## begin Entries provided

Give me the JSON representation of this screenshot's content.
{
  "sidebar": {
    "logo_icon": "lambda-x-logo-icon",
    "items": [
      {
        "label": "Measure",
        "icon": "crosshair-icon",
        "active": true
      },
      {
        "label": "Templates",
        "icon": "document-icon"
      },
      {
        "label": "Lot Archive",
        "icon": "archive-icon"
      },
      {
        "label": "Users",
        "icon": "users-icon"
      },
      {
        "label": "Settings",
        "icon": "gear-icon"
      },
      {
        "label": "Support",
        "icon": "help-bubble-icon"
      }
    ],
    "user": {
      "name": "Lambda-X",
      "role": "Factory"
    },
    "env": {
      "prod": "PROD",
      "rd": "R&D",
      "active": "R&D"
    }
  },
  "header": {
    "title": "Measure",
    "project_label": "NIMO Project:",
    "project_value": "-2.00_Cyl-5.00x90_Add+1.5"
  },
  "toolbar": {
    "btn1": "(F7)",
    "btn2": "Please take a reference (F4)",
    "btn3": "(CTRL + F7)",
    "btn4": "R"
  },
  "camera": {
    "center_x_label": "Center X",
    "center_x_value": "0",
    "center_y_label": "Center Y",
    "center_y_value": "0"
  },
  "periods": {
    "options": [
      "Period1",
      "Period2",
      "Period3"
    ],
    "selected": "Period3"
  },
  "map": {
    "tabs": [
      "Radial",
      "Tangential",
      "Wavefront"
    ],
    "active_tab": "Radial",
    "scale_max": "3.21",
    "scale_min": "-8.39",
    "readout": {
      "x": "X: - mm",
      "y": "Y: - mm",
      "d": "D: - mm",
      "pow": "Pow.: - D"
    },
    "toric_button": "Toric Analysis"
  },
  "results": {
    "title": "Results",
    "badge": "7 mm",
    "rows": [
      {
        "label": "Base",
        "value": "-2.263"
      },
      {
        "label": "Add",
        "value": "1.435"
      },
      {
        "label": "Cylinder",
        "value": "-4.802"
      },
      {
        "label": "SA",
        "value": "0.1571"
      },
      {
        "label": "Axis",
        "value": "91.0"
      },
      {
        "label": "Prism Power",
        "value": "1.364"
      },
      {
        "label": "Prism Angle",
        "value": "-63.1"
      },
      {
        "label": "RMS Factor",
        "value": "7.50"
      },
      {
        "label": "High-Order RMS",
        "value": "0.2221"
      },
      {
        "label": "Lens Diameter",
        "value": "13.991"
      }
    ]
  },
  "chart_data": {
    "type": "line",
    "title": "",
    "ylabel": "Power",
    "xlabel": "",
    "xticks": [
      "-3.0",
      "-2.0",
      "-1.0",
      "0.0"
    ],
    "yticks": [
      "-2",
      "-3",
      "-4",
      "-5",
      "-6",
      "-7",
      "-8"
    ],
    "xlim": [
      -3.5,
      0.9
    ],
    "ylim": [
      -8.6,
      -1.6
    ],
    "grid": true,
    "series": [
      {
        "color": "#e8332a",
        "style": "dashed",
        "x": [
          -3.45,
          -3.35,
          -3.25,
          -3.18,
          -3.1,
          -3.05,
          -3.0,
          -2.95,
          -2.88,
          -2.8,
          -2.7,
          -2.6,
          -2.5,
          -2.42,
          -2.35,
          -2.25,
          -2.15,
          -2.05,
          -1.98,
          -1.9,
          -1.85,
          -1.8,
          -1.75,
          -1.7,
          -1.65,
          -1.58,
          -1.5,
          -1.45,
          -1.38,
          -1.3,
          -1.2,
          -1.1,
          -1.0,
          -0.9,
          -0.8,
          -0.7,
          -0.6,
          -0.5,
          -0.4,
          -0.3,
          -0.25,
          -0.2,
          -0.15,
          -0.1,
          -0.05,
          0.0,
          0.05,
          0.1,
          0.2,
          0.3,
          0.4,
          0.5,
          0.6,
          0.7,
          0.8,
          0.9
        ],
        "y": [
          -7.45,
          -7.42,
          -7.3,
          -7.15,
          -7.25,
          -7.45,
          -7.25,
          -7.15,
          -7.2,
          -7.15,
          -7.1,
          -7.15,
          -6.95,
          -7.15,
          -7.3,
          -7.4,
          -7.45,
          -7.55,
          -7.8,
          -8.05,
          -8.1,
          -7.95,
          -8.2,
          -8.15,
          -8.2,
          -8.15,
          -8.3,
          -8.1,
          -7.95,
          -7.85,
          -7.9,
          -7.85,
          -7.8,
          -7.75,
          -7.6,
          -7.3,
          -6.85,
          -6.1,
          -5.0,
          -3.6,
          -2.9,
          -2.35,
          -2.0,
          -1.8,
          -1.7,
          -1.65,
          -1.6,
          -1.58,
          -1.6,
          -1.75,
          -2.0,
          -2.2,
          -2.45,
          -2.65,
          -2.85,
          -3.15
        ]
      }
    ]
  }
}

## end Entries provided

Go through the records above, find every line with the word "icon", and list those lines.

_Worked answer_
    "logo_icon": "lambda-x-logo-icon",
        "icon": "crosshair-icon",
        "icon": "document-icon"
        "icon": "archive-icon"
        "icon": "users-icon"
        "icon": "gear-icon"
        "icon": "help-bubble-icon"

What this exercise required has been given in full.